### Exercise description
Beneath this task is a listing; retype all of it exactly.

[begin Extracted records]

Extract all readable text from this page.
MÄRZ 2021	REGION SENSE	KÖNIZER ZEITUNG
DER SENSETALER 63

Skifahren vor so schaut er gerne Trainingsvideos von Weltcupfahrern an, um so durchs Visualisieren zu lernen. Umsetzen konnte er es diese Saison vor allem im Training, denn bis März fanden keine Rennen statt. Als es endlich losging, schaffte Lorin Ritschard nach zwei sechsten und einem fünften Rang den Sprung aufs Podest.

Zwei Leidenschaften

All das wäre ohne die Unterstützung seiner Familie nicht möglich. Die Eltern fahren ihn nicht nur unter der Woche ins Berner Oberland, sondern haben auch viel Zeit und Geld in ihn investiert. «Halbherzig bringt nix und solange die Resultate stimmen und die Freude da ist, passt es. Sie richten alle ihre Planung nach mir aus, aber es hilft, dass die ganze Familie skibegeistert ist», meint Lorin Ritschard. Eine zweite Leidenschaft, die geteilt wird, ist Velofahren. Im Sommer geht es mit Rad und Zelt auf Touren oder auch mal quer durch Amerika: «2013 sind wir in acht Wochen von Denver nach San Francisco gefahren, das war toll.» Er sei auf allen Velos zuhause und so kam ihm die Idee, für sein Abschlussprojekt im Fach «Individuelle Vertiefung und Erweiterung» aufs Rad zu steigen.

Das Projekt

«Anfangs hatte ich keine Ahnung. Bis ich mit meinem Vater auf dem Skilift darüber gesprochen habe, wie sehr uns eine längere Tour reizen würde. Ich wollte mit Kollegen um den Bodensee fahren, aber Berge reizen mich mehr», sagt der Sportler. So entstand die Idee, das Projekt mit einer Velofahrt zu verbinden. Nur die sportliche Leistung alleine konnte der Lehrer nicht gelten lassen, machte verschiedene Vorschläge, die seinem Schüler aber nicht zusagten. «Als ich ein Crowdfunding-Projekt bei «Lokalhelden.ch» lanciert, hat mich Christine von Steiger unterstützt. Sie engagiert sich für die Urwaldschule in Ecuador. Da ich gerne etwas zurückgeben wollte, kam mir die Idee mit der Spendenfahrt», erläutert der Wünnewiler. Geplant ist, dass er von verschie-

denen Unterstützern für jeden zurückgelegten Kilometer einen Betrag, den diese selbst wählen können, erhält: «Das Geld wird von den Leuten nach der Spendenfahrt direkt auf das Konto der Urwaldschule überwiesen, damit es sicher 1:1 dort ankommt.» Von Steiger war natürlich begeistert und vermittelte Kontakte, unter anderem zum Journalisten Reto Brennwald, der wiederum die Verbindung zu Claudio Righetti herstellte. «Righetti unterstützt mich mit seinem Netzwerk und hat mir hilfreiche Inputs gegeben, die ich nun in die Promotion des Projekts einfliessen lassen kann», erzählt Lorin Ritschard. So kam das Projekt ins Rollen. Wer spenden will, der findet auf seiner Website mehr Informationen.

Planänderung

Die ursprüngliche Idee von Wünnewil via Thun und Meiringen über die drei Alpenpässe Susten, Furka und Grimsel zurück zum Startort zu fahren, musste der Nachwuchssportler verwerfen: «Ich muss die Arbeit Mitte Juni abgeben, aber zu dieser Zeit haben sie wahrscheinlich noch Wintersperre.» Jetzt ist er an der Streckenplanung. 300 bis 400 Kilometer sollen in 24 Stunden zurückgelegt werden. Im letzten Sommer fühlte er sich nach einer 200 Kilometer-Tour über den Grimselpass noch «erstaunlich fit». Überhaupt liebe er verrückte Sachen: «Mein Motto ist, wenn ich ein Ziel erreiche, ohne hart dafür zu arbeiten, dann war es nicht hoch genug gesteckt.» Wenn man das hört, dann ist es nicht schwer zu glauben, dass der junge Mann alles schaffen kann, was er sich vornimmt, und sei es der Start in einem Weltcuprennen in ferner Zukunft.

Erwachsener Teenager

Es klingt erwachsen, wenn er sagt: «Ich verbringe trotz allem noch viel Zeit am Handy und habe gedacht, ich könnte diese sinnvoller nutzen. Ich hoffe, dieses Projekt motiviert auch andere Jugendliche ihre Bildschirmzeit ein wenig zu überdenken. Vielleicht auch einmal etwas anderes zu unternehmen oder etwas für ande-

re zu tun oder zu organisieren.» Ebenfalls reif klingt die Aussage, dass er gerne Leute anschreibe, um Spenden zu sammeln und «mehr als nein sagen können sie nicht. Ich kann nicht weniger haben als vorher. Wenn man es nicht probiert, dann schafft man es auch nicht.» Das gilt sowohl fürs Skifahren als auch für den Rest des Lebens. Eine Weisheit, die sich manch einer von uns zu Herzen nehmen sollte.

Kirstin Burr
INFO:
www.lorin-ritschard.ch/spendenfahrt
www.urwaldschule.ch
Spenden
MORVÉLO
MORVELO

[end Extracted records]

### Exercise output
Extract all readable text from this page.
MÄRZ 2021	REGION SENSE	KÖNIZER ZEITUNG
DER SENSETALER 63

Skifahren vor so schaut er gerne Trainingsvideos von Weltcupfahrern an, um so durchs Visualisieren zu lernen. Umsetzen konnte er es diese Saison vor allem im Training, denn bis März fanden keine Rennen statt. Als es endlich losging, schaffte Lorin Ritschard nach zwei sechsten und einem fünften Rang den Sprung aufs Podest.

Zwei Leidenschaften

All das wäre ohne die Unterstützung seiner Familie nicht möglich. Die Eltern fahren ihn nicht nur unter der Woche ins Berner Oberland, sondern haben auch viel Zeit und Geld in ihn investiert. «Halbherzig bringt nix und solange die Resultate stimmen und die Freude da ist, passt es. Sie richten alle ihre Planung nach mir aus, aber es hilft, dass die ganze Familie skibegeistert ist», meint Lorin Ritschard. Eine zweite Leidenschaft, die geteilt wird, ist Velofahren. Im Sommer geht es mit Rad und Zelt auf Touren oder auch mal quer durch Amerika: «2013 sind wir in acht Wochen von Denver nach San Francisco gefahren, das war toll.» Er sei auf allen Velos zuhause und so kam ihm die Idee, für sein Abschlussprojekt im Fach «Individuelle Vertiefung und Erweiterung» aufs Rad zu steigen.

Das Projekt

«Anfangs hatte ich keine Ahnung. Bis ich mit meinem Vater auf dem Skilift darüber gesprochen habe, wie sehr uns eine längere Tour reizen würde. Ich wollte mit Kollegen um den Bodensee fahren, aber Berge reizen mich mehr», sagt der Sportler. So entstand die Idee, das Projekt mit einer Velofahrt zu verbinden. Nur die sportliche Leistung alleine konnte der Lehrer nicht gelten lassen, machte verschiedene Vorschläge, die seinem Schüler aber nicht zusagten. «Als ich ein Crowdfunding-Projekt bei «Lokalhelden.ch» lanciert, hat mich Christine von Steiger unterstützt. Sie engagiert sich für die Urwaldschule in Ecuador. Da ich gerne etwas zurückgeben wollte, kam mir die Idee mit der Spendenfahrt», erläutert der Wünnewiler. Geplant ist, dass er von verschie-

denen Unterstützern für jeden zurückgelegten Kilometer einen Betrag, den diese selbst wählen können, erhält: «Das Geld wird von den Leuten nach der Spendenfahrt direkt auf das Konto der Urwaldschule überwiesen, damit es sicher 1:1 dort ankommt.» Von Steiger war natürlich begeistert und vermittelte Kontakte, unter anderem zum Journalisten Reto Brennwald, der wiederum die Verbindung zu Claudio Righetti herstellte. «Righetti unterstützt mich mit seinem Netzwerk und hat mir hilfreiche Inputs gegeben, die ich nun in die Promotion des Projekts einfliessen lassen kann», erzählt Lorin Ritschard. So kam das Projekt ins Rollen. Wer spenden will, der findet auf seiner Website mehr Informationen.

Planänderung

Die ursprüngliche Idee von Wünnewil via Thun und Meiringen über die drei Alpenpässe Susten, Furka und Grimsel zurück zum Startort zu fahren, musste der Nachwuchssportler verwerfen: «Ich muss die Arbeit Mitte Juni abgeben, aber zu dieser Zeit haben sie wahrscheinlich noch Wintersperre.» Jetzt ist er an der Streckenplanung. 300 bis 400 Kilometer sollen in 24 Stunden zurückgelegt werden. Im letzten Sommer fühlte er sich nach einer 200 Kilometer-Tour über den Grimselpass noch «erstaunlich fit». Überhaupt liebe er verrückte Sachen: «Mein Motto ist, wenn ich ein Ziel erreiche, ohne hart dafür zu arbeiten, dann war es nicht hoch genug gesteckt.» Wenn man das hört, dann ist es nicht schwer zu glauben, dass der junge Mann alles schaffen kann, was er sich vornimmt, und sei es der Start in einem Weltcuprennen in ferner Zukunft.

Erwachsener Teenager

Es klingt erwachsen, wenn er sagt: «Ich verbringe trotz allem noch viel Zeit am Handy und habe gedacht, ich könnte diese sinnvoller nutzen. Ich hoffe, dieses Projekt motiviert auch andere Jugendliche ihre Bildschirmzeit ein wenig zu überdenken. Vielleicht auch einmal etwas anderes zu unternehmen oder etwas für ande-

re zu tun oder zu organisieren.» Ebenfalls reif klingt die Aussage, dass er gerne Leute anschreibe, um Spenden zu sammeln und «mehr als nein sagen können sie nicht. Ich kann nicht weniger haben als vorher. Wenn man es nicht probiert, dann schafft man es auch nicht.» Das gilt sowohl fürs Skifahren als auch für den Rest des Lebens. Eine Weisheit, die sich manch einer von uns zu Herzen nehmen sollte.

Kirstin Burr
INFO:
www.lorin-ritschard.ch/spendenfahrt
www.urwaldschule.ch
Spenden
MORVÉLO
MORVELO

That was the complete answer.